[Element and region data]

** begin **

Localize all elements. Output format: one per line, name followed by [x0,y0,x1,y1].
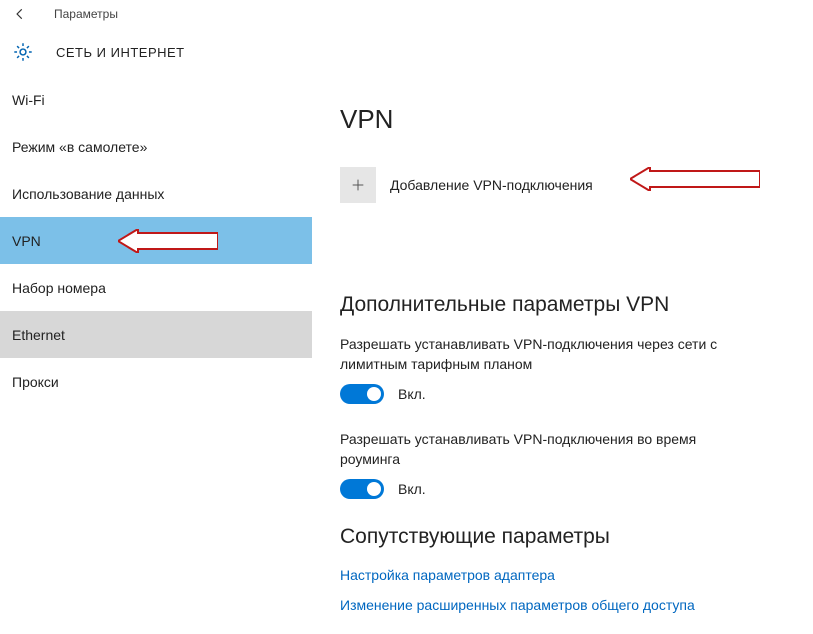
related-section-title: Сопутствующие параметры [340,525,785,549]
annotation-arrow-icon [630,167,760,191]
sidebar-item-label: VPN [12,233,41,249]
sidebar-item-label: Прокси [12,374,59,390]
link-adapter-settings[interactable]: Настройка параметров адаптера [340,567,785,583]
toggle-metered[interactable] [340,384,384,404]
sidebar-item-wifi[interactable]: Wi-Fi [0,76,312,123]
add-vpn-button[interactable]: Добавление VPN-подключения [340,167,785,203]
sidebar-item-label: Wi-Fi [12,92,45,108]
add-vpn-label: Добавление VPN-подключения [390,177,593,193]
sidebar-item-label: Режим «в самолете» [12,139,147,155]
toggle-roaming-state: Вкл. [398,481,426,497]
sidebar-item-proxy[interactable]: Прокси [0,358,312,405]
sidebar-item-ethernet[interactable]: Ethernet [0,311,312,358]
header-title: СЕТЬ И ИНТЕРНЕТ [56,45,185,60]
link-sharing-settings[interactable]: Изменение расширенных параметров общего … [340,597,785,613]
sidebar-item-data-usage[interactable]: Использование данных [0,170,312,217]
main-content: VPN Добавление VPN-подключения Дополните… [312,76,813,634]
sidebar-item-label: Ethernet [12,327,65,343]
page-title: VPN [340,104,785,135]
sidebar-item-label: Набор номера [12,280,106,296]
settings-gear-icon [10,39,36,65]
toggle-metered-desc: Разрешать устанавливать VPN-подключения … [340,335,760,374]
sidebar-item-vpn[interactable]: VPN [0,217,312,264]
toggle-roaming-desc: Разрешать устанавливать VPN-подключения … [340,430,760,469]
toggle-metered-state: Вкл. [398,386,426,402]
annotation-arrow-icon [118,229,218,253]
toggle-roaming[interactable] [340,479,384,499]
sidebar-item-label: Использование данных [12,186,164,202]
sidebar: Wi-Fi Режим «в самолете» Использование д… [0,76,312,634]
advanced-section-title: Дополнительные параметры VPN [340,293,785,317]
window-title: Параметры [54,7,118,21]
back-button[interactable] [8,2,32,26]
sidebar-item-airplane[interactable]: Режим «в самолете» [0,123,312,170]
plus-icon [340,167,376,203]
sidebar-item-dialup[interactable]: Набор номера [0,264,312,311]
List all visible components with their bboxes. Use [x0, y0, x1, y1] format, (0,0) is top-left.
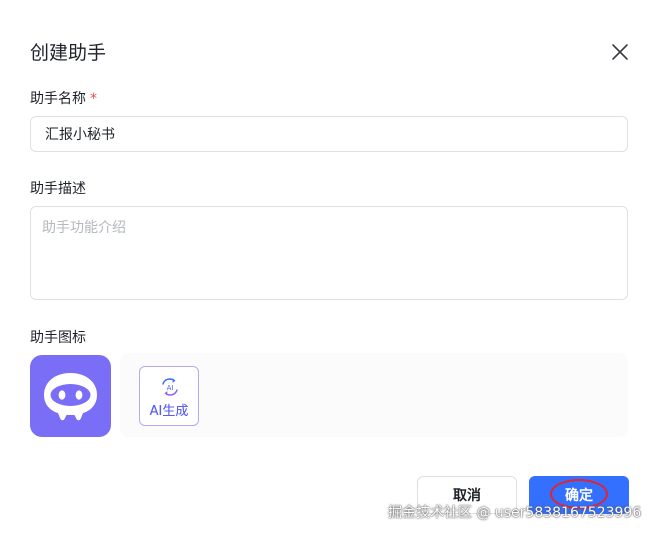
assistant-avatar[interactable]	[30, 355, 111, 437]
assistant-name-input[interactable]	[30, 116, 628, 152]
icon-field-label: 助手图标	[30, 330, 86, 346]
ai-mark-text: AI	[167, 384, 174, 392]
robot-face-icon	[44, 373, 97, 421]
required-mark: *	[90, 91, 97, 107]
close-button[interactable]	[608, 40, 632, 64]
close-icon	[612, 44, 628, 60]
dialog-title: 创建助手	[30, 42, 107, 64]
ai-generate-icon-button[interactable]: AI AI生成	[139, 366, 199, 426]
ai-generate-label: AI生成	[140, 400, 198, 419]
ai-sparkle-icon: AI	[162, 378, 178, 396]
desc-field-label: 助手描述	[30, 181, 86, 197]
name-field-label: 助手名称 *	[30, 88, 97, 108]
name-label-text: 助手名称	[30, 91, 86, 107]
create-assistant-dialog: 创建助手 助手名称* 助手描述 助手图标 AI AI生成 取消	[0, 0, 658, 536]
assistant-description-textarea[interactable]	[30, 206, 628, 300]
watermark: 掘金技术社区 @ user5838167523996	[388, 505, 642, 521]
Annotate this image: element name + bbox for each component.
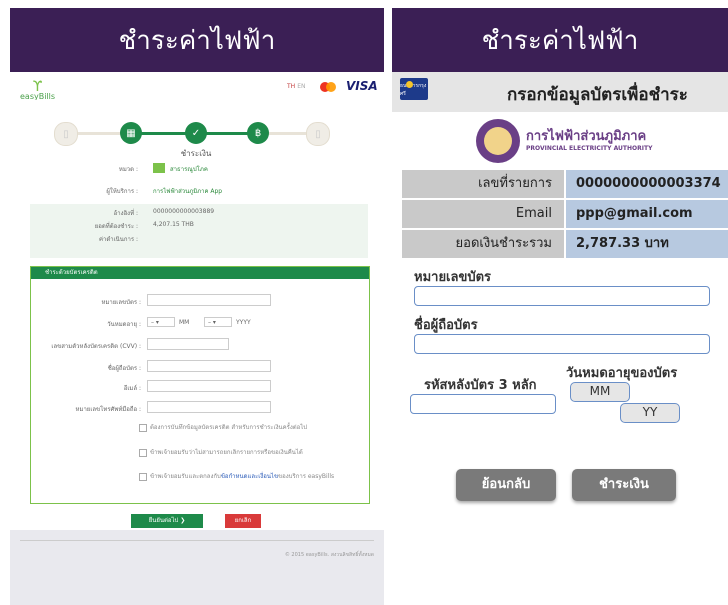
holder-input[interactable] (147, 360, 271, 372)
easybills-logo: ϒeasyBills (20, 79, 56, 101)
table-row: ยอดเงินชำระรวม 2,787.33 บาท (402, 230, 728, 258)
bank-payment-panel: ชำระค่าไฟฟ้า ธนาคารกรุงศรี กรอกข้อมูลบัต… (392, 8, 728, 605)
visa-logo: VISA (346, 79, 378, 93)
easybills-header: ϒeasyBills TH EN VISA (10, 72, 384, 101)
cc-number-input[interactable] (147, 294, 271, 306)
bank-logo: ธนาคารกรุงศรี (400, 78, 428, 100)
language-switch[interactable]: TH EN (287, 83, 305, 90)
org-name-th: การไฟฟ้าส่วนภูมิภาค (526, 129, 647, 144)
phone-input[interactable] (147, 401, 271, 413)
save-card-option[interactable]: ต้องการบันทึกข้อมูลบัตรเครดิต สำหรับการช… (139, 422, 361, 432)
pea-seal-icon (476, 119, 520, 163)
back-button[interactable]: ย้อนกลับ (456, 469, 556, 501)
right-title: ชำระค่าไฟฟ้า (392, 8, 728, 72)
amount-label: ยอดที่ต้องชำระ : (94, 223, 138, 230)
lang-th[interactable]: TH (287, 83, 295, 90)
mastercard-icon (320, 82, 336, 92)
step-receipt-icon: ▯ (306, 122, 330, 146)
easybills-panel: ชำระค่าไฟฟ้า ϒeasyBills TH EN VISA ▯ ▦ ✓ … (10, 8, 384, 605)
cvv-label: เลขสามตัวหลังบัตรเครดิต (CVV) : (51, 343, 141, 350)
cc-month-text: MM (179, 319, 190, 326)
left-title: ชำระค่าไฟฟ้า (10, 8, 384, 72)
pea-logo: การไฟฟ้าส่วนภูมิภาค PROVINCIAL ELECTRICI… (476, 119, 676, 163)
holder-label: ชื่อผู้ถือบัตร : (107, 365, 141, 372)
cc-form-header: ชำระด้วยบัตรเครดิต (31, 267, 369, 279)
terms-link[interactable]: ข้อกำหนดและเงื่อนไข (221, 473, 278, 480)
lang-en[interactable]: EN (297, 83, 305, 90)
fee-label: ค่าดำเนินการ : (98, 236, 138, 243)
credit-card-form: ชำระด้วยบัตรเครดิต หมายเลขบัตร : วันหมดอ… (30, 266, 370, 504)
card-number-label: หมายเลขบัตร (414, 270, 492, 285)
step-1-icon: ▯ (54, 122, 78, 146)
org-name-en: PROVINCIAL ELECTRICITY AUTHORITY (526, 145, 653, 152)
pay-button[interactable]: ชำระเงิน (572, 469, 676, 501)
cc-year-text: YYYY (236, 319, 251, 326)
cancel-button[interactable]: ยกเลิก (225, 514, 261, 528)
holder-name-input[interactable] (414, 334, 710, 354)
no-refund-checkbox[interactable] (139, 448, 147, 457)
save-card-checkbox[interactable] (139, 423, 147, 432)
table-row: Email ppp@gmail.com (402, 200, 728, 228)
payment-title: กรอกข้อมูลบัตรเพื่อชำระ (507, 85, 688, 105)
phone-label: หมายเลขโทรศัพท์มือถือ : (75, 406, 141, 413)
provider-label: ผู้ให้บริการ : (106, 188, 138, 195)
payment-header: ธนาคารกรุงศรี กรอกข้อมูลบัตรเพื่อชำระ (392, 72, 728, 112)
expiry-label: วันหมดอายุของบัตร (566, 366, 678, 381)
expiry-year-select[interactable]: YY (620, 403, 680, 423)
no-refund-option[interactable]: ข้าพเจ้ายอมรับว่าไม่สามารถยกเลิกรายการหร… (139, 447, 361, 457)
ref-label: อ้างอิงที่ : (113, 210, 138, 217)
terms-option[interactable]: ข้าพเจ้ายอมรับและตกลงกับข้อกำหนดและเงื่อ… (139, 471, 361, 481)
ref-value: 0000000000003889 (153, 208, 215, 215)
confirm-next-button[interactable]: ยืนยันต่อไป ❯ (131, 514, 203, 528)
cvv-input[interactable] (147, 338, 229, 350)
cc-month-select[interactable]: – ▾ (147, 317, 175, 327)
card-number-input[interactable] (414, 286, 710, 306)
category-value: สาธารณูปโภค (170, 166, 208, 173)
holder-name-label: ชื่อผู้ถือบัตร (414, 318, 478, 333)
cvv-input[interactable] (410, 394, 556, 414)
expiry-month-select[interactable]: MM (570, 382, 630, 402)
cvv-label: รหัสหลังบัตร 3 หลัก (424, 378, 537, 393)
amount-value: 4,207.15 THB (153, 221, 194, 228)
provider-value: การไฟฟ้าส่วนภูมิภาค App (153, 188, 223, 195)
table-row: เลขที่รายการ 0000000000003374 (402, 170, 728, 198)
footer-copyright: © 2015 easyBills. สงวนลิขสิทธิ์ทั้งหมด (284, 552, 374, 558)
step-baht-icon: ฿ (247, 122, 269, 144)
cc-number-label: หมายเลขบัตร : (101, 299, 141, 306)
step-grid-icon: ▦ (120, 122, 142, 144)
step-check-icon: ✓ (185, 122, 207, 144)
step-label: ชำระเงิน (180, 149, 212, 158)
utility-icon (153, 163, 165, 173)
email-label: อีเมล์ : (123, 385, 141, 392)
easybills-body: ▯ ▦ ✓ ฿ ▯ ชำระเงิน หมวด : สาธารณูปโภค ผู… (10, 100, 384, 530)
terms-checkbox[interactable] (139, 472, 147, 481)
cc-expiry-label: วันหมดอายุ : (107, 321, 141, 328)
category-label: หมวด : (118, 166, 138, 173)
cc-year-select[interactable]: – ▾ (204, 317, 232, 327)
email-input[interactable] (147, 380, 271, 392)
footer-divider (20, 540, 374, 541)
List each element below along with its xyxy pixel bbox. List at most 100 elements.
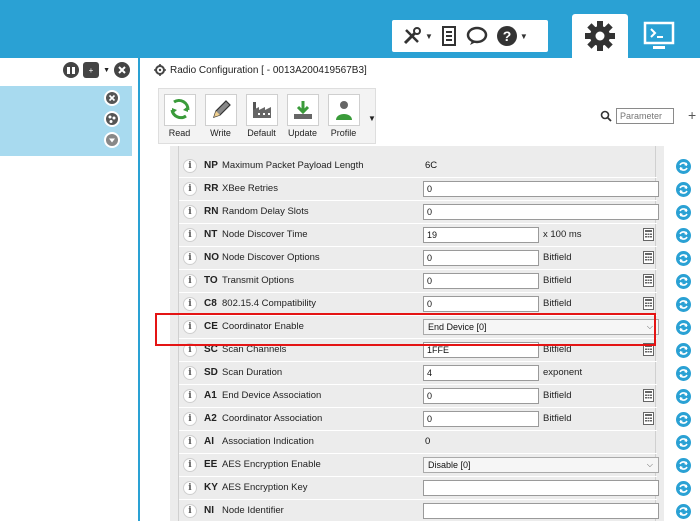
info-icon[interactable]: i (183, 389, 197, 403)
network-icon[interactable] (104, 111, 120, 127)
info-icon[interactable]: i (183, 412, 197, 426)
param-input[interactable]: 0 (423, 181, 659, 197)
param-select[interactable]: Disable [0] ⌵ (423, 457, 659, 473)
param-code: A1 (204, 390, 217, 401)
refresh-icon[interactable] (676, 412, 691, 427)
calculator-icon[interactable] (643, 228, 654, 241)
help-icon[interactable]: ? (495, 24, 519, 48)
gear-icon (585, 21, 615, 51)
refresh-icon[interactable] (676, 343, 691, 358)
info-icon[interactable]: i (183, 343, 197, 357)
read-button[interactable]: Read (159, 89, 200, 143)
info-icon[interactable]: i (183, 251, 197, 265)
parameter-search-input[interactable] (616, 108, 674, 124)
refresh-icon[interactable] (676, 389, 691, 404)
param-input[interactable]: 0 (423, 250, 539, 266)
selected-device-item[interactable] (0, 86, 132, 156)
close-all-icon[interactable] (114, 62, 130, 78)
info-icon[interactable]: i (183, 205, 197, 219)
configuration-mode-button[interactable] (572, 14, 628, 58)
param-input[interactable]: 0 (423, 388, 539, 404)
param-row-nt: i NT Node Discover Time 19 x 100 ms (179, 224, 657, 247)
default-button[interactable]: Default (241, 89, 282, 143)
param-code: NT (204, 229, 218, 240)
add-device-icon[interactable]: + (83, 62, 100, 78)
calculator-icon[interactable] (643, 274, 654, 287)
config-title: Radio Configuration [ - 0013A200419567B3… (154, 64, 367, 76)
remove-device-icon[interactable] (104, 90, 120, 106)
param-row-a2: i A2 Coordinator Association 0 Bitfield (179, 408, 657, 431)
refresh-icon[interactable] (676, 435, 691, 450)
calculator-icon[interactable] (643, 412, 654, 425)
default-label: Default (247, 128, 276, 138)
param-input[interactable]: 0 (423, 204, 659, 220)
refresh-icon[interactable] (676, 297, 691, 312)
param-input[interactable]: 0 (423, 273, 539, 289)
param-select-value: Disable [0] (428, 460, 471, 470)
param-input[interactable] (423, 503, 659, 519)
expand-all-icon[interactable]: + (688, 107, 696, 123)
info-icon[interactable]: i (183, 274, 197, 288)
param-name: Transmit Options (222, 275, 294, 286)
chat-icon[interactable] (465, 24, 489, 48)
refresh-icon[interactable] (676, 159, 691, 174)
info-icon[interactable]: i (183, 366, 197, 380)
param-select-value: End Device [0] (428, 322, 487, 332)
info-icon[interactable]: i (183, 435, 197, 449)
param-name: AES Encryption Enable (222, 459, 321, 470)
param-input[interactable]: 4 (423, 365, 539, 381)
refresh-icon[interactable] (676, 366, 691, 381)
document-icon[interactable] (437, 24, 461, 48)
write-button[interactable]: Write (200, 89, 241, 143)
param-name: Coordinator Association (222, 413, 323, 424)
refresh-icon[interactable] (676, 274, 691, 289)
update-button[interactable]: Update (282, 89, 323, 143)
param-input[interactable]: 0 (423, 296, 539, 312)
param-unit: Bitfield (543, 413, 572, 424)
expand-device-icon[interactable] (104, 132, 120, 148)
param-select[interactable]: End Device [0] ⌵ (423, 319, 659, 335)
console-mode-button[interactable] (634, 14, 684, 58)
info-icon[interactable]: i (183, 481, 197, 495)
profile-caret-icon[interactable]: ▼ (368, 114, 376, 123)
refresh-icon[interactable] (676, 251, 691, 266)
param-input[interactable]: 19 (423, 227, 539, 243)
refresh-icon[interactable] (676, 481, 691, 496)
refresh-icon[interactable] (676, 320, 691, 335)
calculator-icon[interactable] (643, 251, 654, 264)
info-icon[interactable]: i (183, 228, 197, 242)
calculator-icon[interactable] (643, 389, 654, 402)
refresh-icon[interactable] (676, 458, 691, 473)
add-device-caret-icon[interactable]: ▼ (103, 67, 110, 74)
profile-label: Profile (330, 128, 357, 138)
param-row-sc: i SC Scan Channels 1FFE Bitfield (179, 339, 657, 362)
param-unit: Bitfield (543, 275, 572, 286)
tools-icon[interactable] (400, 24, 424, 48)
parameter-list: i NP Maximum Packet Payload Length 6C i RR XBe… (170, 146, 664, 523)
svg-text:?: ? (503, 28, 512, 44)
param-input[interactable] (423, 480, 659, 496)
param-code: RN (204, 206, 219, 217)
info-icon[interactable]: i (183, 504, 197, 518)
info-icon[interactable]: i (183, 182, 197, 196)
refresh-icon[interactable] (676, 205, 691, 220)
info-icon[interactable]: i (183, 458, 197, 472)
device-info-icon[interactable] (63, 62, 80, 78)
param-code: RR (204, 183, 219, 194)
param-input[interactable]: 0 (423, 411, 539, 427)
tools-caret-icon[interactable]: ▼ (425, 32, 433, 41)
calculator-icon[interactable] (643, 343, 654, 356)
info-icon[interactable]: i (183, 320, 197, 334)
profile-button[interactable]: Profile (323, 89, 364, 143)
refresh-icon[interactable] (676, 228, 691, 243)
param-code: TO (204, 275, 218, 286)
param-unit: Bitfield (543, 390, 572, 401)
info-icon[interactable]: i (183, 159, 197, 173)
help-caret-icon[interactable]: ▼ (520, 32, 528, 41)
refresh-icon[interactable] (676, 504, 691, 519)
calculator-icon[interactable] (643, 297, 654, 310)
param-name: Scan Channels (222, 344, 287, 355)
param-input[interactable]: 1FFE (423, 342, 539, 358)
refresh-icon[interactable] (676, 182, 691, 197)
info-icon[interactable]: i (183, 297, 197, 311)
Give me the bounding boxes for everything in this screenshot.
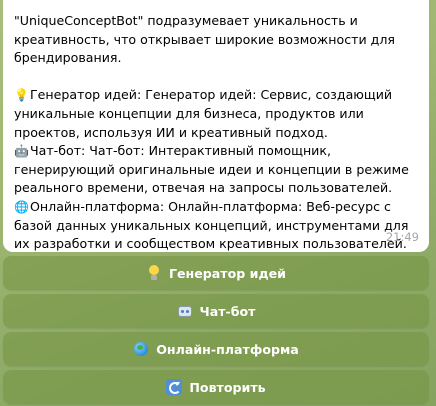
inline-button-idea-generator[interactable]: Генератор идей	[3, 256, 429, 290]
inline-button-online-platform[interactable]: Онлайн-платформа	[3, 332, 429, 366]
inline-button-repeat[interactable]: Повторить	[3, 370, 429, 404]
feature-chat-bot: 🤖Чат-бот: Чат-бот: Интерактивный помощни…	[14, 142, 419, 198]
message-features: 💡Генератор идей: Генератор идей: Сервис,…	[14, 86, 419, 253]
feature-chat-bot-text: Чат-бот: Чат-бот: Интерактивный помощник…	[14, 143, 409, 196]
message-intro: "UniqueConceptBot" подразумевает уникаль…	[14, 13, 395, 66]
light-bulb-icon	[146, 265, 162, 281]
repeat-icon	[166, 379, 183, 395]
chat-area: "UniqueConceptBot" подразумевает уникаль…	[0, 0, 436, 406]
light-bulb-icon: 💡	[14, 88, 29, 103]
feature-online-platform-text: Онлайн-платформа: Онлайн-платформа: Веб-…	[14, 198, 409, 252]
feature-idea-generator: 💡Генератор идей: Генератор идей: Сервис,…	[14, 86, 419, 142]
message-timestamp: 21:49	[385, 230, 419, 245]
feature-online-platform: 🌐Онлайн-платформа: Онлайн-платформа: Веб…	[14, 198, 419, 254]
inline-button-label: Генератор идей	[168, 265, 287, 281]
robot-icon	[177, 303, 193, 319]
inline-button-label: Повторить	[189, 379, 266, 395]
bot-message-bubble: "UniqueConceptBot" подразумевает уникаль…	[3, 0, 429, 252]
inline-button-label: Чат-бот	[199, 303, 256, 319]
inline-button-label: Онлайн-платформа	[156, 341, 299, 357]
feature-idea-generator-text: Генератор идей: Генератор идей: Сервис, …	[14, 87, 393, 140]
robot-icon: 🤖	[14, 144, 29, 159]
globe-icon: 🌐	[14, 199, 29, 214]
globe-icon	[133, 341, 149, 357]
inline-button-chat-bot[interactable]: Чат-бот	[3, 294, 429, 328]
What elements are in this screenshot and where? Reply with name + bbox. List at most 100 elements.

** end **

Set exercise: Extract the items from the line with "related-section-title: Сопутствующие параметры" up to and including the line with "annotation-arrow-icon [118,229,218,253]", and repeat these lines exactly.

Solution below:
related-section-title: Сопутствующие параметры [340,525,785,549]
annotation-arrow-icon [630,167,760,191]
sidebar-item-label: VPN [12,233,41,249]
sidebar-item-label: Прокси [12,374,59,390]
link-adapter-settings[interactable]: Настройка параметров адаптера [340,567,785,583]
toggle-metered[interactable] [340,384,384,404]
sidebar-item-wifi[interactable]: Wi-Fi [0,76,312,123]
add-vpn-button[interactable]: Добавление VPN-подключения [340,167,785,203]
sidebar-item-label: Wi-Fi [12,92,45,108]
add-vpn-label: Добавление VPN-подключения [390,177,593,193]
sidebar-item-label: Режим «в самолете» [12,139,147,155]
toggle-roaming-state: Вкл. [398,481,426,497]
sidebar-item-proxy[interactable]: Прокси [0,358,312,405]
sidebar-item-ethernet[interactable]: Ethernet [0,311,312,358]
header-title: СЕТЬ И ИНТЕРНЕТ [56,45,185,60]
link-sharing-settings[interactable]: Изменение расширенных параметров общего … [340,597,785,613]
sidebar-item-data-usage[interactable]: Использование данных [0,170,312,217]
main-content: VPN Добавление VPN-подключения Дополните… [312,76,813,634]
sidebar-item-label: Ethernet [12,327,65,343]
page-title: VPN [340,104,785,135]
sidebar-item-label: Набор номера [12,280,106,296]
settings-gear-icon [10,39,36,65]
toggle-metered-desc: Разрешать устанавливать VPN-подключения … [340,335,760,374]
sidebar-item-vpn[interactable]: VPN [0,217,312,264]
toggle-roaming-desc: Разрешать устанавливать VPN-подключения … [340,430,760,469]
toggle-metered-state: Вкл. [398,386,426,402]
annotation-arrow-icon [118,229,218,253]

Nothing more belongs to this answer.